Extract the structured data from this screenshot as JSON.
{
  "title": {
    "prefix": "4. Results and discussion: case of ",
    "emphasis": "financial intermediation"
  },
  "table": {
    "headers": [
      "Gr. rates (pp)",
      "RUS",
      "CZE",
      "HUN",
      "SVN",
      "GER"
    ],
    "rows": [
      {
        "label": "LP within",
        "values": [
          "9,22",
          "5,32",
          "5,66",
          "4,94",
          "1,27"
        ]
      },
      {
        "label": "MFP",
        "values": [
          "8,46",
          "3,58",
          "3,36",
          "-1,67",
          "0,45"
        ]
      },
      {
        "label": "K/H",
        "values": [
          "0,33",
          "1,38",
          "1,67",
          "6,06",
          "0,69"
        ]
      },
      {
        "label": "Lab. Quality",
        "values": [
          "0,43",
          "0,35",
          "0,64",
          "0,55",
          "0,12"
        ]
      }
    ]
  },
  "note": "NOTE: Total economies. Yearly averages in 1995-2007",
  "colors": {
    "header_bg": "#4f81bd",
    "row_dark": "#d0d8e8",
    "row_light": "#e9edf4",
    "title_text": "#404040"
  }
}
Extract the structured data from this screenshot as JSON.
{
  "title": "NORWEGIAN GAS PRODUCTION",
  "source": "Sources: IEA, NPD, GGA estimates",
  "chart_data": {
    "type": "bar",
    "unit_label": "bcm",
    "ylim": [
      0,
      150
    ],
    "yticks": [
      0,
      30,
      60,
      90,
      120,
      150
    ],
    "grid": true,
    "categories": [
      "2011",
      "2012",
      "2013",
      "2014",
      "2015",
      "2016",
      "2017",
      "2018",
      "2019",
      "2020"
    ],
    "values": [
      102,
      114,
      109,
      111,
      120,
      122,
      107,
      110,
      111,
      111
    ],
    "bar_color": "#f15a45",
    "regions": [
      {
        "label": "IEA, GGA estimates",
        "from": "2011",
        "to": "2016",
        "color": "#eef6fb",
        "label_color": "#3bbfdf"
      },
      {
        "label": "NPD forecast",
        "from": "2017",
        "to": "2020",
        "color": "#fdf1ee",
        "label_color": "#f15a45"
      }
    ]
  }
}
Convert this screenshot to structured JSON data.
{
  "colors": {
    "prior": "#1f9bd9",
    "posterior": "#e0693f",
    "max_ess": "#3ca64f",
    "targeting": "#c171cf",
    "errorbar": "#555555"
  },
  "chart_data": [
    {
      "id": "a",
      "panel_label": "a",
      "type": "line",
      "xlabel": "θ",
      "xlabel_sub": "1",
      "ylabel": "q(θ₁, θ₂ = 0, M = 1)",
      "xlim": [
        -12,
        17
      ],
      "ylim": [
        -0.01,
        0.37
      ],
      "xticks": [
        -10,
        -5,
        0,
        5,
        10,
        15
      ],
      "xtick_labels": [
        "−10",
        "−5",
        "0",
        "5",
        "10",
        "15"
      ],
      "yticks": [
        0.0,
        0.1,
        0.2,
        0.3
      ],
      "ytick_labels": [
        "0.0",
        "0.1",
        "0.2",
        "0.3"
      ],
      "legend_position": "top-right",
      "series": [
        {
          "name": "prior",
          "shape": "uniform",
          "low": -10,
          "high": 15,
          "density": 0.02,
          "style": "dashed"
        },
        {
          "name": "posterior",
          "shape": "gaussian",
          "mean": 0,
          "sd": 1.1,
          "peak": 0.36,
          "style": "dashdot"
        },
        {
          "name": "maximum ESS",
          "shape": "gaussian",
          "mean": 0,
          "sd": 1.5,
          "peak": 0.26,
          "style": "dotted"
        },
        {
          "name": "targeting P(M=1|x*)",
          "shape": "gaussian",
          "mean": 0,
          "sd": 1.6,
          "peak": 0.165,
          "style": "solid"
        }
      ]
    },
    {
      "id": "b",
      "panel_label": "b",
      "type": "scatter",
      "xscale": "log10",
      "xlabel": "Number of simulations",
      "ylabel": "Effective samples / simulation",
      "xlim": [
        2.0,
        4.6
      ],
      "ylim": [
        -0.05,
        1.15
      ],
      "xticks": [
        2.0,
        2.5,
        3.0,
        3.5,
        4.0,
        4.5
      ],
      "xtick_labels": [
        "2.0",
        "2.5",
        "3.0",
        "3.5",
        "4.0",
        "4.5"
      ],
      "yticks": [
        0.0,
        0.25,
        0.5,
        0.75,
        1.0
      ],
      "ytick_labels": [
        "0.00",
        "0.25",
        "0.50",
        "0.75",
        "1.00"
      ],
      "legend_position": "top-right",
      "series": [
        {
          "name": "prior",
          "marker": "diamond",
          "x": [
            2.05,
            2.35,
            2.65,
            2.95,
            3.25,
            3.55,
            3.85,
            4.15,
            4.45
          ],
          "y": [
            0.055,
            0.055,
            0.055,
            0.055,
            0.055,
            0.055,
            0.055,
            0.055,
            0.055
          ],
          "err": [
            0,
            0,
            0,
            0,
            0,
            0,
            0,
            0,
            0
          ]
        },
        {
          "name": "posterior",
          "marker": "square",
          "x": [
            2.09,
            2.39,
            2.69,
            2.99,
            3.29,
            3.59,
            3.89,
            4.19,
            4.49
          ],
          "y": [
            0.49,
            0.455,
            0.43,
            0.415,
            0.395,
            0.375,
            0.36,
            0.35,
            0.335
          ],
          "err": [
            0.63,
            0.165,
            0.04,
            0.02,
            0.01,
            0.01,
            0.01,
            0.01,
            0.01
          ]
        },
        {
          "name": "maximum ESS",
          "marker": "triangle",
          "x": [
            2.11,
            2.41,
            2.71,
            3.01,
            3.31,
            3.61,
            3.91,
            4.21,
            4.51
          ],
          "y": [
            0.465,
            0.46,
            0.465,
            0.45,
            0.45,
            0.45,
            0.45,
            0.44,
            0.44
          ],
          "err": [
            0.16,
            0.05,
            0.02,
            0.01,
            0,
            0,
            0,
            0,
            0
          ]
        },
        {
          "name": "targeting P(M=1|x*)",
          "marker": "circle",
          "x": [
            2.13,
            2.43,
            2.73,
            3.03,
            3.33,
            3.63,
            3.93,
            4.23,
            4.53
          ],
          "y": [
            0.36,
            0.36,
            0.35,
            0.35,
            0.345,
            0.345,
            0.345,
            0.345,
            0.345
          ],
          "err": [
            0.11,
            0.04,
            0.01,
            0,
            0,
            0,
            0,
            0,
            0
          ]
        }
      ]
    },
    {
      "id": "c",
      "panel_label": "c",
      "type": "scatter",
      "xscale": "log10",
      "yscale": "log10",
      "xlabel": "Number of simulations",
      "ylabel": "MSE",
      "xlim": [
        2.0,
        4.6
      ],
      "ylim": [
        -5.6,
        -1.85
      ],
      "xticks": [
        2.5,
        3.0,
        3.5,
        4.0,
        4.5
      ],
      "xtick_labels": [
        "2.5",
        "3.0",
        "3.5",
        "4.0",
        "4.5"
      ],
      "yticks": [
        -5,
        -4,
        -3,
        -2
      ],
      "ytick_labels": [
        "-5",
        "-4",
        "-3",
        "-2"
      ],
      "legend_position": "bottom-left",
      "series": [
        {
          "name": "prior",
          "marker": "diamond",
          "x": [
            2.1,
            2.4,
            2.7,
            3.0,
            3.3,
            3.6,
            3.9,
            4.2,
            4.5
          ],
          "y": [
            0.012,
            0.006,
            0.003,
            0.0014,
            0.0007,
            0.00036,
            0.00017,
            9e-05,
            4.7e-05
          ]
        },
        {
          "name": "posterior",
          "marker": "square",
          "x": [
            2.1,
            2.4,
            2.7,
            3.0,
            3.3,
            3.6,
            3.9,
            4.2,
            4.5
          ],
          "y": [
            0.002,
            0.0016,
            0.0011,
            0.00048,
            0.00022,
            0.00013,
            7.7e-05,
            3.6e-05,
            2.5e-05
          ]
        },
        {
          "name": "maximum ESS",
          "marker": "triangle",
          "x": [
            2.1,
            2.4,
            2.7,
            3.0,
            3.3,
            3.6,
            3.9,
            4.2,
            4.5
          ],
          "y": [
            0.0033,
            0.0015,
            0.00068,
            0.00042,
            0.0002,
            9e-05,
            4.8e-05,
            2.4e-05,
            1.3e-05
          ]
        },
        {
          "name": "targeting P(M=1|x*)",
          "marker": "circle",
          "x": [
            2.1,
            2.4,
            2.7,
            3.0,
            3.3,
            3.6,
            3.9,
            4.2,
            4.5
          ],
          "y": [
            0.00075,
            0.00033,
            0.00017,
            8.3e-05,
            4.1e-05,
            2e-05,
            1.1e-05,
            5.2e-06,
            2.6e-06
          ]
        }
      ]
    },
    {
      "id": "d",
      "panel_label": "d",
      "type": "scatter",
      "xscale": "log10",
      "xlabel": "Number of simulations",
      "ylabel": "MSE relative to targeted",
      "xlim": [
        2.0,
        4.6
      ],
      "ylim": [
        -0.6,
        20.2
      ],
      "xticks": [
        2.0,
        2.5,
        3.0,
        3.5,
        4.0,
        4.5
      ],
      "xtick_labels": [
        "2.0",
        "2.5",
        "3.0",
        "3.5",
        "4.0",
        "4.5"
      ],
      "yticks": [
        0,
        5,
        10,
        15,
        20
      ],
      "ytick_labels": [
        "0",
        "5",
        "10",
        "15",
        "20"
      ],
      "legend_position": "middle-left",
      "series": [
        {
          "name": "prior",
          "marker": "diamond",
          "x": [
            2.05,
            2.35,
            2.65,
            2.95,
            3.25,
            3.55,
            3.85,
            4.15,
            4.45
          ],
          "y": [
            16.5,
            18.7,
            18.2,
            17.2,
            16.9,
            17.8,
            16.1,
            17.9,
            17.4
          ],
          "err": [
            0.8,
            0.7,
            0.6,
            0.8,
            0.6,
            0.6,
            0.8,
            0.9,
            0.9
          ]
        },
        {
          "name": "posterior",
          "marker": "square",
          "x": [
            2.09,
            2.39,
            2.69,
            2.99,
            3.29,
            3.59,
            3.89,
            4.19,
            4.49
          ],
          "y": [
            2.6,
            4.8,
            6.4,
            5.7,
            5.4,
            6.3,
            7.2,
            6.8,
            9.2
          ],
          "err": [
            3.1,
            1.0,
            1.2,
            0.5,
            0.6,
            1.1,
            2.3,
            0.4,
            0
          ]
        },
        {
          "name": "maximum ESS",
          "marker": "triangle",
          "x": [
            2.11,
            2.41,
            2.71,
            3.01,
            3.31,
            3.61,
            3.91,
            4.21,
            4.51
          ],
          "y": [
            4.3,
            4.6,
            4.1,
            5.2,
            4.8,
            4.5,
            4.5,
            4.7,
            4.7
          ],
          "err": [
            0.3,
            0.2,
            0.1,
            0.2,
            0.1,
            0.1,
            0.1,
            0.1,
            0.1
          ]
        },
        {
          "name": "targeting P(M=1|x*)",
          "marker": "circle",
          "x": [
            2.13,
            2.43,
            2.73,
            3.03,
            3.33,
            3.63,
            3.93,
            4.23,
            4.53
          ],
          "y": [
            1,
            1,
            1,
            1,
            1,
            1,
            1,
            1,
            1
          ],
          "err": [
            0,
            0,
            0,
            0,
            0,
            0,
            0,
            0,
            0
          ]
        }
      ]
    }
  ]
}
-------
Each line with the string "from" in it needs to be found and copied.

→ **Result of this task**
Extract the structured data from this screenshot as JSON.
Extract the structured data from this screenshot as JSON.
        "from": "2011",
        "from": "2017",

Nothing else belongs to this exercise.